▶ [SHORT PROBLEM]:
Copy out each line that includes the word "text".

___ DATA SHOWN ___

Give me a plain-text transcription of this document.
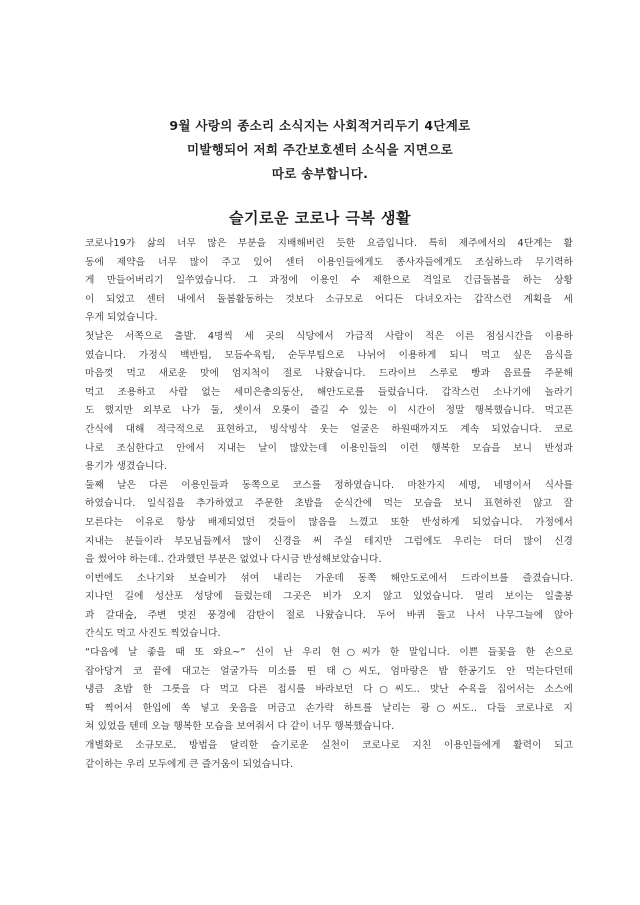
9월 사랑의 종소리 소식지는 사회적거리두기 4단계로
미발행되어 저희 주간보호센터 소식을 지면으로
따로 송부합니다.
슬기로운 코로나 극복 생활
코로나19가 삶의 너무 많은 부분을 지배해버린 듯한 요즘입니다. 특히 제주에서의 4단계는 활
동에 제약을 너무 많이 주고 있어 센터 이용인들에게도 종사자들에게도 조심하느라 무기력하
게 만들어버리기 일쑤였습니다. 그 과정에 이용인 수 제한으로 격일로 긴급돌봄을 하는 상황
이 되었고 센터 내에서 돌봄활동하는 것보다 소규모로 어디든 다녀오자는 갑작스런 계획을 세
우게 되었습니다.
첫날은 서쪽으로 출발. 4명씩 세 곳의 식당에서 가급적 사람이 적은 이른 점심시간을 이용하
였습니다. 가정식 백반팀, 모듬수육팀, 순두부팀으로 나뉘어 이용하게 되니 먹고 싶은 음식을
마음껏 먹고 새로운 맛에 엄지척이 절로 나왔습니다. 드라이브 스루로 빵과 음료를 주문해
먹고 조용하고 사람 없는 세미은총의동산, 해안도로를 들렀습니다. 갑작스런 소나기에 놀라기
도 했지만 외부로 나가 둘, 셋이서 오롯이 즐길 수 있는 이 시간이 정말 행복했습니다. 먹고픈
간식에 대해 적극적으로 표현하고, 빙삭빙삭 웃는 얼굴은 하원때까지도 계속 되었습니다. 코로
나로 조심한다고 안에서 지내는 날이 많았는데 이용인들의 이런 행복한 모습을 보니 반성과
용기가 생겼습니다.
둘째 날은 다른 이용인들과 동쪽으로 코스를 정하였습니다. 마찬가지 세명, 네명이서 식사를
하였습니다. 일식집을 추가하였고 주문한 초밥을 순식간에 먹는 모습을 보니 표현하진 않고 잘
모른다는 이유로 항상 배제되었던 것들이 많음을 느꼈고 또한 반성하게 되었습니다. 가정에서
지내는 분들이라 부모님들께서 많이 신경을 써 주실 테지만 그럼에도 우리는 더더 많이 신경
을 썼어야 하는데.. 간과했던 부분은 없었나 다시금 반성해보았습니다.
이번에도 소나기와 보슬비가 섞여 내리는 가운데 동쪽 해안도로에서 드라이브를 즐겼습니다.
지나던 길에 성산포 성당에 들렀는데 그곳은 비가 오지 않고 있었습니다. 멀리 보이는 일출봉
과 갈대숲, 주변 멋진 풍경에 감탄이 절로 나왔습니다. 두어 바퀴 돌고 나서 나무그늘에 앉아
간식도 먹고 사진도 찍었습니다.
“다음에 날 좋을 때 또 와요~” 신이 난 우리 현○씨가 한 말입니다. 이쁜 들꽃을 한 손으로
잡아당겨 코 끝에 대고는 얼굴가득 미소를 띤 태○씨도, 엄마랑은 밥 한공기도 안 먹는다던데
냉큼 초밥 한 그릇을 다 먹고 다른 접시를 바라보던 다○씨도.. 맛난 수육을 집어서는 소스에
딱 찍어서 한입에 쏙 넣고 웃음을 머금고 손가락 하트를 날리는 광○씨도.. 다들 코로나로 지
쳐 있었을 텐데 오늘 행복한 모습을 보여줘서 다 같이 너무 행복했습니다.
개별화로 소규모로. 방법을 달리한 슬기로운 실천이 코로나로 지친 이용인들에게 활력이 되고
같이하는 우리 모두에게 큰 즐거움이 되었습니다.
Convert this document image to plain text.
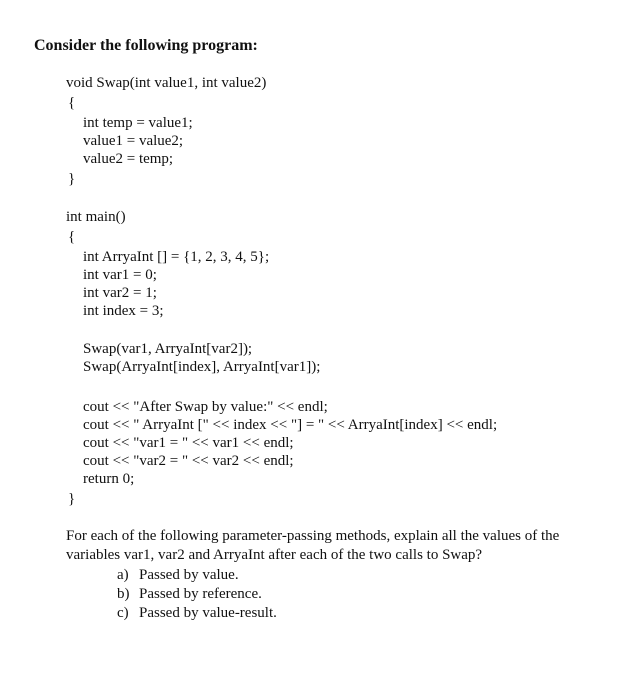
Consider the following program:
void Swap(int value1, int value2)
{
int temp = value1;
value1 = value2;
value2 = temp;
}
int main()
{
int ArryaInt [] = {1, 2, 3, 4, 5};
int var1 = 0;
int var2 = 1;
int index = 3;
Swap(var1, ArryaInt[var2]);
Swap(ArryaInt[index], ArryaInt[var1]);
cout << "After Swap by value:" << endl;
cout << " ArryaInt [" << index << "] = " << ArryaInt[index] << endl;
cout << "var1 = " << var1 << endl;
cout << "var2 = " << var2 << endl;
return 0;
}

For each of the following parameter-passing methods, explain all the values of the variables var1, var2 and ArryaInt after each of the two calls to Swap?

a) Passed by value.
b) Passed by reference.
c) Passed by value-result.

___
___ DATA SHOWN ___

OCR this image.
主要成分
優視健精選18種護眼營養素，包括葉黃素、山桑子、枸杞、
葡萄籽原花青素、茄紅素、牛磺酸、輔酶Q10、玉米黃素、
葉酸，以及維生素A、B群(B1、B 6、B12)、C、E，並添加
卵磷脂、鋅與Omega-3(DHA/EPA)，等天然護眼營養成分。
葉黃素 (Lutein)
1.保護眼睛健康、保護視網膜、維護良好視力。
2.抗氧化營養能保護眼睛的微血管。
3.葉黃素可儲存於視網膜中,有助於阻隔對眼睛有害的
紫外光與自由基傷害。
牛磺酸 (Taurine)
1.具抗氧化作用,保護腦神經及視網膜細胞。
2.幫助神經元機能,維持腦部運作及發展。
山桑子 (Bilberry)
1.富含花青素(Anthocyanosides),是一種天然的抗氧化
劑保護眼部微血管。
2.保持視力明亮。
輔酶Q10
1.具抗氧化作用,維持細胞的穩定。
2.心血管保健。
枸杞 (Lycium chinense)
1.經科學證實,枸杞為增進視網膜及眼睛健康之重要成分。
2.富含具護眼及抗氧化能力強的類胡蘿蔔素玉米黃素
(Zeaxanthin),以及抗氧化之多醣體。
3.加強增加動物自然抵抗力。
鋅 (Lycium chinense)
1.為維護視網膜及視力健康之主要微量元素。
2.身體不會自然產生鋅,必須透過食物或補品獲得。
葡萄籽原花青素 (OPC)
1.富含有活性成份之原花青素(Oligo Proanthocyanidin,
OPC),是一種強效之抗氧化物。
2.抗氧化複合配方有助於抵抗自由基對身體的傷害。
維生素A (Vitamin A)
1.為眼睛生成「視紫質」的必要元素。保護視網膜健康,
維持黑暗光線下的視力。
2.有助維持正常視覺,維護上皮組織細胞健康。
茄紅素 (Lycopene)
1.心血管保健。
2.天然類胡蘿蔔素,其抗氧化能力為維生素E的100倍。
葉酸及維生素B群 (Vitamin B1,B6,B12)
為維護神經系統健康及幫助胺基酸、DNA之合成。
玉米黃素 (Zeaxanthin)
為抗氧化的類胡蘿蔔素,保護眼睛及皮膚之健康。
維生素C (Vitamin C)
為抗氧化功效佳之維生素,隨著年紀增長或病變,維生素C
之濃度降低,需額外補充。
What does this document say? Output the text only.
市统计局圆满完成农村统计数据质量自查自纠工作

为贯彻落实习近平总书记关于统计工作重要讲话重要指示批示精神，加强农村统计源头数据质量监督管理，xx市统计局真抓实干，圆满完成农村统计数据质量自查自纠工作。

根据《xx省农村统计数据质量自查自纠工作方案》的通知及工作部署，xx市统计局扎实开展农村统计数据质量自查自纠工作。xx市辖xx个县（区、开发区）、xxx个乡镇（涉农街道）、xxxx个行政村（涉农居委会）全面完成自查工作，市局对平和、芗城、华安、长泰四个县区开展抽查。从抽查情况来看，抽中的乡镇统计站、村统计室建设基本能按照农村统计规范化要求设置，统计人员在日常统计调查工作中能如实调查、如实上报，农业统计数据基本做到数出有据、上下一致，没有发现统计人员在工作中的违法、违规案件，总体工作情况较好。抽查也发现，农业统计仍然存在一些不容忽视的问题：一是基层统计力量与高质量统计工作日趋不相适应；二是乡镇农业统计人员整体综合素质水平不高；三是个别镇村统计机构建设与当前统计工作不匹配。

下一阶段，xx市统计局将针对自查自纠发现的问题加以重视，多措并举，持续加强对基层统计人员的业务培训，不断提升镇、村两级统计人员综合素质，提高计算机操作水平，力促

___

▶ [RESULT OF THE TASK]:
Give me a plain-text transcription of this document.
Convert this document image to plain text.
What does this document say? Output the text only.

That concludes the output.